**RECORDS TO PROCESS**
⁂

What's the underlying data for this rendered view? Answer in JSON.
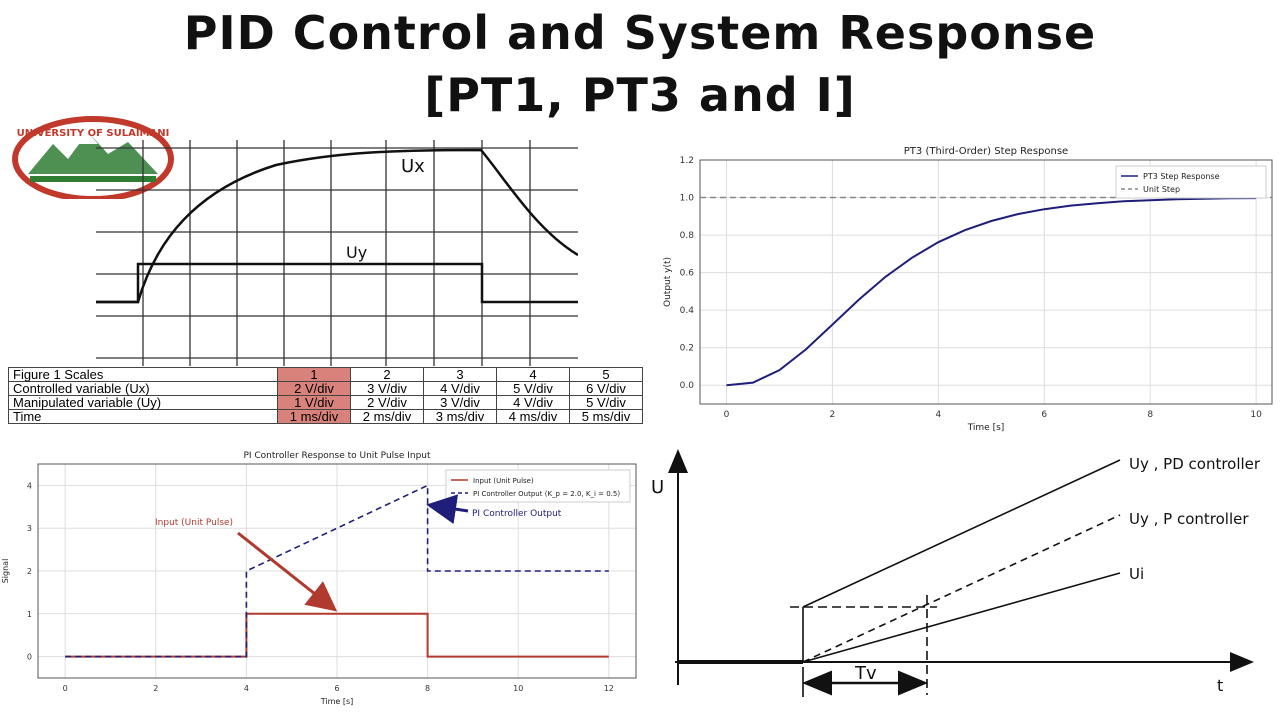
{
  "title": {
    "line1": "PID Control and System Response",
    "line2": "[PT1, PT3 and I]"
  },
  "logo": {
    "text": "UNIVERSITY OF SULAIMANI",
    "colors": [
      "#c0392b",
      "#2e7d32",
      "#1565c0"
    ]
  },
  "scope": {
    "ux_label": "Ux",
    "uy_label": "Uy"
  },
  "scales_table": {
    "header": [
      "Figure 1 Scales",
      "1",
      "2",
      "3",
      "4",
      "5"
    ],
    "rows": [
      [
        "Controlled variable (Ux)",
        "2 V/div",
        "3 V/div",
        "4 V/div",
        "5 V/div",
        "6 V/div"
      ],
      [
        "Manipulated variable (Uy)",
        "1 V/div",
        "2 V/div",
        "3 V/div",
        "4 V/div",
        "5 V/div"
      ],
      [
        "Time",
        "1 ms/div",
        "2 ms/div",
        "3 ms/div",
        "4 ms/div",
        "5 ms/div"
      ]
    ],
    "highlight_color": "#d9827c"
  },
  "chart_data": [
    {
      "type": "line",
      "title": "PT3 (Third-Order) Step Response",
      "xlabel": "Time [s]",
      "ylabel": "Output y(t)",
      "xlim": [
        -0.5,
        10.3
      ],
      "ylim": [
        -0.1,
        1.2
      ],
      "xticks": [
        "0",
        "2",
        "4",
        "6",
        "8",
        "10"
      ],
      "yticks": [
        "0.0",
        "0.2",
        "0.4",
        "0.6",
        "0.8",
        "1.0",
        "1.2"
      ],
      "legend": "top-right",
      "grid": true,
      "series": [
        {
          "name": "PT3 Step Response",
          "color": "#1f1f7a",
          "x": [
            0,
            0.5,
            1,
            1.5,
            2,
            2.5,
            3,
            3.5,
            4,
            4.5,
            5,
            5.5,
            6,
            6.5,
            7,
            7.5,
            8,
            8.5,
            9,
            9.5,
            10
          ],
          "y": [
            0,
            0.014,
            0.08,
            0.191,
            0.323,
            0.456,
            0.577,
            0.679,
            0.762,
            0.826,
            0.875,
            0.912,
            0.938,
            0.957,
            0.97,
            0.98,
            0.986,
            0.991,
            0.994,
            0.996,
            0.997
          ]
        },
        {
          "name": "Unit Step",
          "color": "#888888",
          "dashed": true,
          "x": [
            -0.5,
            10.3
          ],
          "y": [
            1,
            1
          ]
        }
      ]
    },
    {
      "type": "line",
      "title": "PI Controller Response to Unit Pulse Input",
      "xlabel": "Time [s]",
      "ylabel": "Signal",
      "xlim": [
        -0.6,
        12.6
      ],
      "ylim": [
        -0.5,
        4.5
      ],
      "xticks": [
        "0",
        "2",
        "4",
        "6",
        "8",
        "10",
        "12"
      ],
      "yticks": [
        "0",
        "1",
        "2",
        "3",
        "4"
      ],
      "legend": "top-right",
      "grid": true,
      "series": [
        {
          "name": "Input (Unit Pulse)",
          "color": "#b03a2e",
          "x": [
            0,
            4,
            4,
            8,
            8,
            12
          ],
          "y": [
            0,
            0,
            1,
            1,
            0,
            0
          ]
        },
        {
          "name": "PI Controller Output (K_p = 2.0, K_i = 0.5)",
          "color": "#1f1f7a",
          "dashed": true,
          "x": [
            0,
            4,
            4,
            8,
            8,
            12
          ],
          "y": [
            0,
            0,
            2,
            4,
            2,
            2
          ]
        }
      ],
      "annotations": [
        {
          "text": "Input (Unit Pulse)",
          "color": "#b03a2e",
          "x": 5.9,
          "y": 1.0
        },
        {
          "text": "PI Controller Output",
          "color": "#1f1f7a",
          "x": 8.1,
          "y": 3.6
        }
      ]
    }
  ],
  "diagram": {
    "u_label": "U",
    "t_label": "t",
    "tv_label": "Tv",
    "lines": [
      "Uy , PD controller",
      "Uy , P controller",
      "Ui"
    ]
  }
}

⁂

**WHAT IS EXPECTED**
Pictures are not part of the copy; reproduce everything else in the records exactly.

**SOLUTION**
What's the underlying data for this rendered view? Answer in JSON.
{
  "title": {
    "line1": "PID Control and System Response",
    "line2": "[PT1, PT3 and I]"
  },
  "logo": {
    "text": "UNIVERSITY OF SULAIMANI",
    "colors": [
      "#c0392b",
      "#2e7d32",
      "#1565c0"
    ]
  },
  "scope": {
    "ux_label": "Ux",
    "uy_label": "Uy"
  },
  "scales_table": {
    "header": [
      "Figure 1 Scales",
      "1",
      "2",
      "3",
      "4",
      "5"
    ],
    "rows": [
      [
        "Controlled variable (Ux)",
        "2 V/div",
        "3 V/div",
        "4 V/div",
        "5 V/div",
        "6 V/div"
      ],
      [
        "Manipulated variable (Uy)",
        "1 V/div",
        "2 V/div",
        "3 V/div",
        "4 V/div",
        "5 V/div"
      ],
      [
        "Time",
        "1 ms/div",
        "2 ms/div",
        "3 ms/div",
        "4 ms/div",
        "5 ms/div"
      ]
    ],
    "highlight_color": "#d9827c"
  },
  "chart_data": [
    {
      "type": "line",
      "title": "PT3 (Third-Order) Step Response",
      "xlabel": "Time [s]",
      "ylabel": "Output y(t)",
      "xlim": [
        -0.5,
        10.3
      ],
      "ylim": [
        -0.1,
        1.2
      ],
      "xticks": [
        "0",
        "2",
        "4",
        "6",
        "8",
        "10"
      ],
      "yticks": [
        "0.0",
        "0.2",
        "0.4",
        "0.6",
        "0.8",
        "1.0",
        "1.2"
      ],
      "legend": "top-right",
      "grid": true,
      "series": [
        {
          "name": "PT3 Step Response",
          "color": "#1f1f7a",
          "x": [
            0,
            0.5,
            1,
            1.5,
            2,
            2.5,
            3,
            3.5,
            4,
            4.5,
            5,
            5.5,
            6,
            6.5,
            7,
            7.5,
            8,
            8.5,
            9,
            9.5,
            10
          ],
          "y": [
            0,
            0.014,
            0.08,
            0.191,
            0.323,
            0.456,
            0.577,
            0.679,
            0.762,
            0.826,
            0.875,
            0.912,
            0.938,
            0.957,
            0.97,
            0.98,
            0.986,
            0.991,
            0.994,
            0.996,
            0.997
          ]
        },
        {
          "name": "Unit Step",
          "color": "#888888",
          "dashed": true,
          "x": [
            -0.5,
            10.3
          ],
          "y": [
            1,
            1
          ]
        }
      ]
    },
    {
      "type": "line",
      "title": "PI Controller Response to Unit Pulse Input",
      "xlabel": "Time [s]",
      "ylabel": "Signal",
      "xlim": [
        -0.6,
        12.6
      ],
      "ylim": [
        -0.5,
        4.5
      ],
      "xticks": [
        "0",
        "2",
        "4",
        "6",
        "8",
        "10",
        "12"
      ],
      "yticks": [
        "0",
        "1",
        "2",
        "3",
        "4"
      ],
      "legend": "top-right",
      "grid": true,
      "series": [
        {
          "name": "Input (Unit Pulse)",
          "color": "#b03a2e",
          "x": [
            0,
            4,
            4,
            8,
            8,
            12
          ],
          "y": [
            0,
            0,
            1,
            1,
            0,
            0
          ]
        },
        {
          "name": "PI Controller Output (K_p = 2.0, K_i = 0.5)",
          "color": "#1f1f7a",
          "dashed": true,
          "x": [
            0,
            4,
            4,
            8,
            8,
            12
          ],
          "y": [
            0,
            0,
            2,
            4,
            2,
            2
          ]
        }
      ],
      "annotations": [
        {
          "text": "Input (Unit Pulse)",
          "color": "#b03a2e",
          "x": 5.9,
          "y": 1.0
        },
        {
          "text": "PI Controller Output",
          "color": "#1f1f7a",
          "x": 8.1,
          "y": 3.6
        }
      ]
    }
  ],
  "diagram": {
    "u_label": "U",
    "t_label": "t",
    "tv_label": "Tv",
    "lines": [
      "Uy , PD controller",
      "Uy , P controller",
      "Ui"
    ]
  }
}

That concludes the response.